WHAT TO PRODUCE | Extract each line where the string "развития" shows up.

Recorded data:
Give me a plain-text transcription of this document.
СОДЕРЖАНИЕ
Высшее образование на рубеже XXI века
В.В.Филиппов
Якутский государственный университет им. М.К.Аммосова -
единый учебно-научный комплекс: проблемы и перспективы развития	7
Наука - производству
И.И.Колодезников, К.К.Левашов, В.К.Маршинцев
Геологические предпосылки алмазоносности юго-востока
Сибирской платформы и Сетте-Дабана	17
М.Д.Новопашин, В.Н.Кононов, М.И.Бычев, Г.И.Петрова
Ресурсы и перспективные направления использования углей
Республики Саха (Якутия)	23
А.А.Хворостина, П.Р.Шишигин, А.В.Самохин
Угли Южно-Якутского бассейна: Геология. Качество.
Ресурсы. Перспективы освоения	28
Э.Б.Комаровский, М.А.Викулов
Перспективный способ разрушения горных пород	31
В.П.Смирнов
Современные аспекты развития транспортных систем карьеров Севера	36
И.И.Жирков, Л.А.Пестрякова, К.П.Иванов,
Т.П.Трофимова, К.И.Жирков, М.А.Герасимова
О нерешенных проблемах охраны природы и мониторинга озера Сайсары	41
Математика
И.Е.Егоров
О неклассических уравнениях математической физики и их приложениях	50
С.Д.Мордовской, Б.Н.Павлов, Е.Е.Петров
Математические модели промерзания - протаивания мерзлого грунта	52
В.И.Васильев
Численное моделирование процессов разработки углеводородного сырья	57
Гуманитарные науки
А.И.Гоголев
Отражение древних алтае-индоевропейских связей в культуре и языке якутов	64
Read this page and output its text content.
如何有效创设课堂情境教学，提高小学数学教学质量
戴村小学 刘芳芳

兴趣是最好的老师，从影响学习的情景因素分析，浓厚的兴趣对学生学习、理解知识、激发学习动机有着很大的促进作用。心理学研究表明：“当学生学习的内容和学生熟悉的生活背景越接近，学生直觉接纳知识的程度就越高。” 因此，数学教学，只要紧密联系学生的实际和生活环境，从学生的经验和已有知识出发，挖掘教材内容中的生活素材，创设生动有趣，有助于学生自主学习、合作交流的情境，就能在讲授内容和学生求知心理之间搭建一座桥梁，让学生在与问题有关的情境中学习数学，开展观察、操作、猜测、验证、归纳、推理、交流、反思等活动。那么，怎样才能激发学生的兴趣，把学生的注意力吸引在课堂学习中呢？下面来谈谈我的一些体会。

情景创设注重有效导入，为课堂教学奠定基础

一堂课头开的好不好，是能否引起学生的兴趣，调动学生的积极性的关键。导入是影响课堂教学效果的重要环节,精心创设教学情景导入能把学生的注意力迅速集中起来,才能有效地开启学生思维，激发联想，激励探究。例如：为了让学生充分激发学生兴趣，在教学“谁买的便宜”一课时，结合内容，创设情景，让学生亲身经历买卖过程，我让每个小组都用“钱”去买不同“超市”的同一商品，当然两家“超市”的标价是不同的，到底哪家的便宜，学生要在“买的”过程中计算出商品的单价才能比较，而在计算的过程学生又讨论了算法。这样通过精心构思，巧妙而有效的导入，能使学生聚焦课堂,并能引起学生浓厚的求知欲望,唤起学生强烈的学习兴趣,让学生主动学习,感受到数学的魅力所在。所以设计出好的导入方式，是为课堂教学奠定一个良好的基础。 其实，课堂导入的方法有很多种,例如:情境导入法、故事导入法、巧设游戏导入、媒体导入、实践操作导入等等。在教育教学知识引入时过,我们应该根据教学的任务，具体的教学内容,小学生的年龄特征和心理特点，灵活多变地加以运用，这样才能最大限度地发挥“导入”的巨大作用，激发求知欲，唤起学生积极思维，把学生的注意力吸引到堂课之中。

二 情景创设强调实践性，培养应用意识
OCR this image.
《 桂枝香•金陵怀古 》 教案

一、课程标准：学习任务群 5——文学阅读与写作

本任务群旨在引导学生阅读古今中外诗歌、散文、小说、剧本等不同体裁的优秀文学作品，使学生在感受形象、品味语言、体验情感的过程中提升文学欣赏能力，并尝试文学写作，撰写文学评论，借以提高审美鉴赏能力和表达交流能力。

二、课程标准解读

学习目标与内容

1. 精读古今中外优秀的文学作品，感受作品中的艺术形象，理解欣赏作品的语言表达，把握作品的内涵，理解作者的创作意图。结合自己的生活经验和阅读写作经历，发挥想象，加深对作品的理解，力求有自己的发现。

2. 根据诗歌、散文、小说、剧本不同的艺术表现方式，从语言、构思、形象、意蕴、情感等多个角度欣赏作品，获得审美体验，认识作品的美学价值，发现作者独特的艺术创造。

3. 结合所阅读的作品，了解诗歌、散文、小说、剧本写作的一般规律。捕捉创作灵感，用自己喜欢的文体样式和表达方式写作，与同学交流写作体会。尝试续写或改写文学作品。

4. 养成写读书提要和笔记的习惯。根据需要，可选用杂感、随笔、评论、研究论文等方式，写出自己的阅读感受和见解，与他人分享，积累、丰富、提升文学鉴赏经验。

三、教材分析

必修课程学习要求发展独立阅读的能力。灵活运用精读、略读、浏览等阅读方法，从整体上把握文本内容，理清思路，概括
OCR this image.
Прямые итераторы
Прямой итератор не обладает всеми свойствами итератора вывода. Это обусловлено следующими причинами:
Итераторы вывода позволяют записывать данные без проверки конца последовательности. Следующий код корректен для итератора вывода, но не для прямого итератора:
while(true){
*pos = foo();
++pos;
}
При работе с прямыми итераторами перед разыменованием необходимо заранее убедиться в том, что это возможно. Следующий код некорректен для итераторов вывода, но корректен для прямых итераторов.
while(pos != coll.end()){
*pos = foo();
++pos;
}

RIGHT ANSWER |
единый учебно-научный комплекс: проблемы и перспективы развития	7
Современные аспекты развития транспортных систем карьеров Севера	36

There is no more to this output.